● **PROBLEM DETAILS**:
Make an exact copy of the listing below.

··· SUPPLIED RECORDS

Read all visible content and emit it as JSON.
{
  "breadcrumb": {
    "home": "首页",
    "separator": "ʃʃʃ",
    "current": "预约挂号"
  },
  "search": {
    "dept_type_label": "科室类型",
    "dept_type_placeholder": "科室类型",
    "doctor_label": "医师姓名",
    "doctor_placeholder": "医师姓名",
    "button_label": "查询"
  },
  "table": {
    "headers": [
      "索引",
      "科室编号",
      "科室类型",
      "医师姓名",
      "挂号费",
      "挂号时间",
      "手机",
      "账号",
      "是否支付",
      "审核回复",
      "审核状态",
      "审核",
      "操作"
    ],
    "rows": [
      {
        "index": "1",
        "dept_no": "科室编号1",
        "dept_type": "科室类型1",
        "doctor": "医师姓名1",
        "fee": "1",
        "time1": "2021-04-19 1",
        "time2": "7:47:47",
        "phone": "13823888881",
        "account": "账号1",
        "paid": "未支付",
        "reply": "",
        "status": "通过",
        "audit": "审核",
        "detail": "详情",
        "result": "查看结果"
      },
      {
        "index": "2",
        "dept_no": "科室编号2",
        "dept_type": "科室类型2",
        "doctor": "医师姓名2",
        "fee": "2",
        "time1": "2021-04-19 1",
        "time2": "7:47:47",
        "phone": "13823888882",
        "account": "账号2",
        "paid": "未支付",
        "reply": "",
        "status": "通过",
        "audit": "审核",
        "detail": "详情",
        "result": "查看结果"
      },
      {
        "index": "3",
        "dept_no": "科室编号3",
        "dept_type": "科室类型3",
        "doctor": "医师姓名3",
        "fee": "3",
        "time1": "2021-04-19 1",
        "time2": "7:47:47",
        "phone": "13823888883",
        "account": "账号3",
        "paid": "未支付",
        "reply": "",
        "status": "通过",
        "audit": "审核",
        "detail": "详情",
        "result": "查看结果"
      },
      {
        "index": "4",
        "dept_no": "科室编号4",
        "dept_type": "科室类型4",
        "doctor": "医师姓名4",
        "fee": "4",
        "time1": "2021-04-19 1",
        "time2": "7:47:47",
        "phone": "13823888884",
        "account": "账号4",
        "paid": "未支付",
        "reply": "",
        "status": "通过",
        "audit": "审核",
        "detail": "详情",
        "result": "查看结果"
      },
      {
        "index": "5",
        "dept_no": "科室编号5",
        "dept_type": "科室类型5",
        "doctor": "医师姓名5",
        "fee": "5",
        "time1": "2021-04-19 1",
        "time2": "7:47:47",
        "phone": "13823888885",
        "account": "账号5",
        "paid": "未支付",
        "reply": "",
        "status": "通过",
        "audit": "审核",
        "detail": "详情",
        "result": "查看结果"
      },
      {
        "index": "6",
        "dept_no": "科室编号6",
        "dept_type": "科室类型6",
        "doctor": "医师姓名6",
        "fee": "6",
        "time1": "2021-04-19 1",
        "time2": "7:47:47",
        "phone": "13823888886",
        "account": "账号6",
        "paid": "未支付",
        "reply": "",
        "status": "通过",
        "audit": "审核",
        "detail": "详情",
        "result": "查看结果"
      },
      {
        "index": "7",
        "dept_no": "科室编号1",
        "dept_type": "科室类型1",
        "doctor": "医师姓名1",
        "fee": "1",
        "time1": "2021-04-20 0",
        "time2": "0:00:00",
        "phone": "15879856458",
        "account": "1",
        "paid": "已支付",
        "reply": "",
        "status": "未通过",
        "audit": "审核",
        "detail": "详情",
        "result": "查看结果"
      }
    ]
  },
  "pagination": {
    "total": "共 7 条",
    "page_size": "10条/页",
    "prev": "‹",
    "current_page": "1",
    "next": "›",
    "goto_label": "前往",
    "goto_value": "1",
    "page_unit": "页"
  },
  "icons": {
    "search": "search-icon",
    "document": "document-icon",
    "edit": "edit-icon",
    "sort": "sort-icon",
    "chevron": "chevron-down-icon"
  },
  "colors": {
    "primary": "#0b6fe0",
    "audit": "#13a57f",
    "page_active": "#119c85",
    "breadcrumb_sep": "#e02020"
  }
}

······

● **FINISHED EXERCISE**:
Read all visible content and emit it as JSON.
{
  "breadcrumb": {
    "home": "首页",
    "separator": "ʃʃʃ",
    "current": "预约挂号"
  },
  "search": {
    "dept_type_label": "科室类型",
    "dept_type_placeholder": "科室类型",
    "doctor_label": "医师姓名",
    "doctor_placeholder": "医师姓名",
    "button_label": "查询"
  },
  "table": {
    "headers": [
      "索引",
      "科室编号",
      "科室类型",
      "医师姓名",
      "挂号费",
      "挂号时间",
      "手机",
      "账号",
      "是否支付",
      "审核回复",
      "审核状态",
      "审核",
      "操作"
    ],
    "rows": [
      {
        "index": "1",
        "dept_no": "科室编号1",
        "dept_type": "科室类型1",
        "doctor": "医师姓名1",
        "fee": "1",
        "time1": "2021-04-19 1",
        "time2": "7:47:47",
        "phone": "13823888881",
        "account": "账号1",
        "paid": "未支付",
        "reply": "",
        "status": "通过",
        "audit": "审核",
        "detail": "详情",
        "result": "查看结果"
      },
      {
        "index": "2",
        "dept_no": "科室编号2",
        "dept_type": "科室类型2",
        "doctor": "医师姓名2",
        "fee": "2",
        "time1": "2021-04-19 1",
        "time2": "7:47:47",
        "phone": "13823888882",
        "account": "账号2",
        "paid": "未支付",
        "reply": "",
        "status": "通过",
        "audit": "审核",
        "detail": "详情",
        "result": "查看结果"
      },
      {
        "index": "3",
        "dept_no": "科室编号3",
        "dept_type": "科室类型3",
        "doctor": "医师姓名3",
        "fee": "3",
        "time1": "2021-04-19 1",
        "time2": "7:47:47",
        "phone": "13823888883",
        "account": "账号3",
        "paid": "未支付",
        "reply": "",
        "status": "通过",
        "audit": "审核",
        "detail": "详情",
        "result": "查看结果"
      },
      {
        "index": "4",
        "dept_no": "科室编号4",
        "dept_type": "科室类型4",
        "doctor": "医师姓名4",
        "fee": "4",
        "time1": "2021-04-19 1",
        "time2": "7:47:47",
        "phone": "13823888884",
        "account": "账号4",
        "paid": "未支付",
        "reply": "",
        "status": "通过",
        "audit": "审核",
        "detail": "详情",
        "result": "查看结果"
      },
      {
        "index": "5",
        "dept_no": "科室编号5",
        "dept_type": "科室类型5",
        "doctor": "医师姓名5",
        "fee": "5",
        "time1": "2021-04-19 1",
        "time2": "7:47:47",
        "phone": "13823888885",
        "account": "账号5",
        "paid": "未支付",
        "reply": "",
        "status": "通过",
        "audit": "审核",
        "detail": "详情",
        "result": "查看结果"
      },
      {
        "index": "6",
        "dept_no": "科室编号6",
        "dept_type": "科室类型6",
        "doctor": "医师姓名6",
        "fee": "6",
        "time1": "2021-04-19 1",
        "time2": "7:47:47",
        "phone": "13823888886",
        "account": "账号6",
        "paid": "未支付",
        "reply": "",
        "status": "通过",
        "audit": "审核",
        "detail": "详情",
        "result": "查看结果"
      },
      {
        "index": "7",
        "dept_no": "科室编号1",
        "dept_type": "科室类型1",
        "doctor": "医师姓名1",
        "fee": "1",
        "time1": "2021-04-20 0",
        "time2": "0:00:00",
        "phone": "15879856458",
        "account": "1",
        "paid": "已支付",
        "reply": "",
        "status": "未通过",
        "audit": "审核",
        "detail": "详情",
        "result": "查看结果"
      }
    ]
  },
  "pagination": {
    "total": "共 7 条",
    "page_size": "10条/页",
    "prev": "‹",
    "current_page": "1",
    "next": "›",
    "goto_label": "前往",
    "goto_value": "1",
    "page_unit": "页"
  },
  "icons": {
    "search": "search-icon",
    "document": "document-icon",
    "edit": "edit-icon",
    "sort": "sort-icon",
    "chevron": "chevron-down-icon"
  },
  "colors": {
    "primary": "#0b6fe0",
    "audit": "#13a57f",
    "page_active": "#119c85",
    "breadcrumb_sep": "#e02020"
  }
}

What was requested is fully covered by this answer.